__Given instruction__. Transcribe each record below word for word.

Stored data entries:
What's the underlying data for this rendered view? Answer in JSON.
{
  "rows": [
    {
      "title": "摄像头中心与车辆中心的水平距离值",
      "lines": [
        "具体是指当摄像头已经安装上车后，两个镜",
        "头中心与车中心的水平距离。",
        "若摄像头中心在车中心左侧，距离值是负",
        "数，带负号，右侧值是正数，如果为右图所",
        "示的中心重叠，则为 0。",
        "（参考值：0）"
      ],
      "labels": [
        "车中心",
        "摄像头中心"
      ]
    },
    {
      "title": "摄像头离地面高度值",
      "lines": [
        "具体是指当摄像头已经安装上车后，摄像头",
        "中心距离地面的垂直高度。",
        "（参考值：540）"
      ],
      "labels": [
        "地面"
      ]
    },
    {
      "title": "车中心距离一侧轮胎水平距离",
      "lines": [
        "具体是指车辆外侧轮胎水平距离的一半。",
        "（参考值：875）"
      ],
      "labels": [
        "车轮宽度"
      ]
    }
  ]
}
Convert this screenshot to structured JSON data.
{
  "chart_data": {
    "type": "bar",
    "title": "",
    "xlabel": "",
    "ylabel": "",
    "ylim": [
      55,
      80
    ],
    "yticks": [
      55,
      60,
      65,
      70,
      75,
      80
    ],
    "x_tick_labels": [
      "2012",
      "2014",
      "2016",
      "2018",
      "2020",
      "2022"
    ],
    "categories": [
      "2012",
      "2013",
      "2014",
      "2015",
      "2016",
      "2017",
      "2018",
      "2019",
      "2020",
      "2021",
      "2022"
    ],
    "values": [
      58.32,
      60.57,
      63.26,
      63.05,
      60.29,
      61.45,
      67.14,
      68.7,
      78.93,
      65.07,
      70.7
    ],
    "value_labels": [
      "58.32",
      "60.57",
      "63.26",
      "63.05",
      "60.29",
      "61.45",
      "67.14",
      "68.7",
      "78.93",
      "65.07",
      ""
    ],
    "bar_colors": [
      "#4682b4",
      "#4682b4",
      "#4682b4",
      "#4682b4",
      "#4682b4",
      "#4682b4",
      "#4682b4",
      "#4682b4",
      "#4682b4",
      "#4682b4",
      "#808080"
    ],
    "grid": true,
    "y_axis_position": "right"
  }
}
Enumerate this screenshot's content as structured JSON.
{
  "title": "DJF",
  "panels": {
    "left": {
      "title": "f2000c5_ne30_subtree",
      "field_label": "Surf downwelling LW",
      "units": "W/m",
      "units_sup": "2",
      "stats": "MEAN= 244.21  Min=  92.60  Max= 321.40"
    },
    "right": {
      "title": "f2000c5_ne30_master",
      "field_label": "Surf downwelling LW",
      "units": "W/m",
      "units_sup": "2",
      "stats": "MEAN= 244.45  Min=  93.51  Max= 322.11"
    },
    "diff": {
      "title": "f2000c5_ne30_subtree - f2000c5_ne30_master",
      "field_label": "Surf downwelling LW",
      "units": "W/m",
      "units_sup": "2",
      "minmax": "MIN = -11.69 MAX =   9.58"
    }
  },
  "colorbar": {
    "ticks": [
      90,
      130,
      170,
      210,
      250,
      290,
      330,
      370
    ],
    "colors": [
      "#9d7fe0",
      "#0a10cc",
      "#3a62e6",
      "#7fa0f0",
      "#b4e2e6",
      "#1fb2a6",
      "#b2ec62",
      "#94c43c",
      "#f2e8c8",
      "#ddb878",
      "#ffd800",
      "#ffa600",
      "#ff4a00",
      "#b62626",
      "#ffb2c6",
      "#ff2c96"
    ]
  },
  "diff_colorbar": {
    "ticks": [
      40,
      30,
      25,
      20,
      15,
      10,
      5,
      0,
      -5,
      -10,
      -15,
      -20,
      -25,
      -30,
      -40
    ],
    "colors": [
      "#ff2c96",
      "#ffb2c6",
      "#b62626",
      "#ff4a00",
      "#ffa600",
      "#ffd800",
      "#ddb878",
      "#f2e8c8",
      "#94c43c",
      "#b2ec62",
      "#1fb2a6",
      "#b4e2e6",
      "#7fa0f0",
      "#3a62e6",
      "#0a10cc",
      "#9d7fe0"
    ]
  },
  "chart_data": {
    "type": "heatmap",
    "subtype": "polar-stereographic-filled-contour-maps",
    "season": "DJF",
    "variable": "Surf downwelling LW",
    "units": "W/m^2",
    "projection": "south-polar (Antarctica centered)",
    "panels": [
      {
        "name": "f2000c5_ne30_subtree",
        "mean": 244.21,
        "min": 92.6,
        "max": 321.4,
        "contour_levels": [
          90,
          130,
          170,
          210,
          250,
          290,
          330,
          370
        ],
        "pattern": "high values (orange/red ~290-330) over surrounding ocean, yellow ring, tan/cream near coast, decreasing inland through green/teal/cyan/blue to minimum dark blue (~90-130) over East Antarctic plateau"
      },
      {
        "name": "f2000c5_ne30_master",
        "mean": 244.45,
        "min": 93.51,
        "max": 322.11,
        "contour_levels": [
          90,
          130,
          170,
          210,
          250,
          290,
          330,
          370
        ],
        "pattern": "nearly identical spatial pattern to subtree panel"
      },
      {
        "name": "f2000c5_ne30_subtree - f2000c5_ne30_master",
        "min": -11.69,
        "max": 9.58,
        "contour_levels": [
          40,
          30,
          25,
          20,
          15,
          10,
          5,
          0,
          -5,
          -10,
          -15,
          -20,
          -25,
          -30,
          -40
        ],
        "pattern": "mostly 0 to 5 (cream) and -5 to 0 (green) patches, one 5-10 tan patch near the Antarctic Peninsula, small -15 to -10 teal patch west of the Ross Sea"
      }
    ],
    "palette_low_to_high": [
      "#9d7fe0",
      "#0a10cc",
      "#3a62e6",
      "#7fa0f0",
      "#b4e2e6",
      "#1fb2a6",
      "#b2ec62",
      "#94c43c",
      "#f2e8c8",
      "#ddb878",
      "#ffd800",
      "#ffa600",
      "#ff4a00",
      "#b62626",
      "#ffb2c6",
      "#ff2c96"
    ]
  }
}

__Answer below__.
What's the underlying data for this rendered view? Answer in JSON.
{
  "rows": [
    {
      "title": "摄像头中心与车辆中心的水平距离值",
      "lines": [
        "具体是指当摄像头已经安装上车后，两个镜",
        "头中心与车中心的水平距离。",
        "若摄像头中心在车中心左侧，距离值是负",
        "数，带负号，右侧值是正数，如果为右图所",
        "示的中心重叠，则为 0。",
        "（参考值：0）"
      ],
      "labels": [
        "车中心",
        "摄像头中心"
      ]
    },
    {
      "title": "摄像头离地面高度值",
      "lines": [
        "具体是指当摄像头已经安装上车后，摄像头",
        "中心距离地面的垂直高度。",
        "（参考值：540）"
      ],
      "labels": [
        "地面"
      ]
    },
    {
      "title": "车中心距离一侧轮胎水平距离",
      "lines": [
        "具体是指车辆外侧轮胎水平距离的一半。",
        "（参考值：875）"
      ],
      "labels": [
        "车轮宽度"
      ]
    }
  ]
}
Convert this screenshot to structured JSON data.
{
  "chart_data": {
    "type": "bar",
    "title": "",
    "xlabel": "",
    "ylabel": "",
    "ylim": [
      55,
      80
    ],
    "yticks": [
      55,
      60,
      65,
      70,
      75,
      80
    ],
    "x_tick_labels": [
      "2012",
      "2014",
      "2016",
      "2018",
      "2020",
      "2022"
    ],
    "categories": [
      "2012",
      "2013",
      "2014",
      "2015",
      "2016",
      "2017",
      "2018",
      "2019",
      "2020",
      "2021",
      "2022"
    ],
    "values": [
      58.32,
      60.57,
      63.26,
      63.05,
      60.29,
      61.45,
      67.14,
      68.7,
      78.93,
      65.07,
      70.7
    ],
    "value_labels": [
      "58.32",
      "60.57",
      "63.26",
      "63.05",
      "60.29",
      "61.45",
      "67.14",
      "68.7",
      "78.93",
      "65.07",
      ""
    ],
    "bar_colors": [
      "#4682b4",
      "#4682b4",
      "#4682b4",
      "#4682b4",
      "#4682b4",
      "#4682b4",
      "#4682b4",
      "#4682b4",
      "#4682b4",
      "#4682b4",
      "#808080"
    ],
    "grid": true,
    "y_axis_position": "right"
  }
}
Enumerate this screenshot's content as structured JSON.
{
  "title": "DJF",
  "panels": {
    "left": {
      "title": "f2000c5_ne30_subtree",
      "field_label": "Surf downwelling LW",
      "units": "W/m",
      "units_sup": "2",
      "stats": "MEAN= 244.21  Min=  92.60  Max= 321.40"
    },
    "right": {
      "title": "f2000c5_ne30_master",
      "field_label": "Surf downwelling LW",
      "units": "W/m",
      "units_sup": "2",
      "stats": "MEAN= 244.45  Min=  93.51  Max= 322.11"
    },
    "diff": {
      "title": "f2000c5_ne30_subtree - f2000c5_ne30_master",
      "field_label": "Surf downwelling LW",
      "units": "W/m",
      "units_sup": "2",
      "minmax": "MIN = -11.69 MAX =   9.58"
    }
  },
  "colorbar": {
    "ticks": [
      90,
      130,
      170,
      210,
      250,
      290,
      330,
      370
    ],
    "colors": [
      "#9d7fe0",
      "#0a10cc",
      "#3a62e6",
      "#7fa0f0",
      "#b4e2e6",
      "#1fb2a6",
      "#b2ec62",
      "#94c43c",
      "#f2e8c8",
      "#ddb878",
      "#ffd800",
      "#ffa600",
      "#ff4a00",
      "#b62626",
      "#ffb2c6",
      "#ff2c96"
    ]
  },
  "diff_colorbar": {
    "ticks": [
      40,
      30,
      25,
      20,
      15,
      10,
      5,
      0,
      -5,
      -10,
      -15,
      -20,
      -25,
      -30,
      -40
    ],
    "colors": [
      "#ff2c96",
      "#ffb2c6",
      "#b62626",
      "#ff4a00",
      "#ffa600",
      "#ffd800",
      "#ddb878",
      "#f2e8c8",
      "#94c43c",
      "#b2ec62",
      "#1fb2a6",
      "#b4e2e6",
      "#7fa0f0",
      "#3a62e6",
      "#0a10cc",
      "#9d7fe0"
    ]
  },
  "chart_data": {
    "type": "heatmap",
    "subtype": "polar-stereographic-filled-contour-maps",
    "season": "DJF",
    "variable": "Surf downwelling LW",
    "units": "W/m^2",
    "projection": "south-polar (Antarctica centered)",
    "panels": [
      {
        "name": "f2000c5_ne30_subtree",
        "mean": 244.21,
        "min": 92.6,
        "max": 321.4,
        "contour_levels": [
          90,
          130,
          170,
          210,
          250,
          290,
          330,
          370
        ],
        "pattern": "high values (orange/red ~290-330) over surrounding ocean, yellow ring, tan/cream near coast, decreasing inland through green/teal/cyan/blue to minimum dark blue (~90-130) over East Antarctic plateau"
      },
      {
        "name": "f2000c5_ne30_master",
        "mean": 244.45,
        "min": 93.51,
        "max": 322.11,
        "contour_levels": [
          90,
          130,
          170,
          210,
          250,
          290,
          330,
          370
        ],
        "pattern": "nearly identical spatial pattern to subtree panel"
      },
      {
        "name": "f2000c5_ne30_subtree - f2000c5_ne30_master",
        "min": -11.69,
        "max": 9.58,
        "contour_levels": [
          40,
          30,
          25,
          20,
          15,
          10,
          5,
          0,
          -5,
          -10,
          -15,
          -20,
          -25,
          -30,
          -40
        ],
        "pattern": "mostly 0 to 5 (cream) and -5 to 0 (green) patches, one 5-10 tan patch near the Antarctic Peninsula, small -15 to -10 teal patch west of the Ross Sea"
      }
    ],
    "palette_low_to_high": [
      "#9d7fe0",
      "#0a10cc",
      "#3a62e6",
      "#7fa0f0",
      "#b4e2e6",
      "#1fb2a6",
      "#b2ec62",
      "#94c43c",
      "#f2e8c8",
      "#ddb878",
      "#ffd800",
      "#ffa600",
      "#ff4a00",
      "#b62626",
      "#ffb2c6",
      "#ff2c96"
    ]
  }
}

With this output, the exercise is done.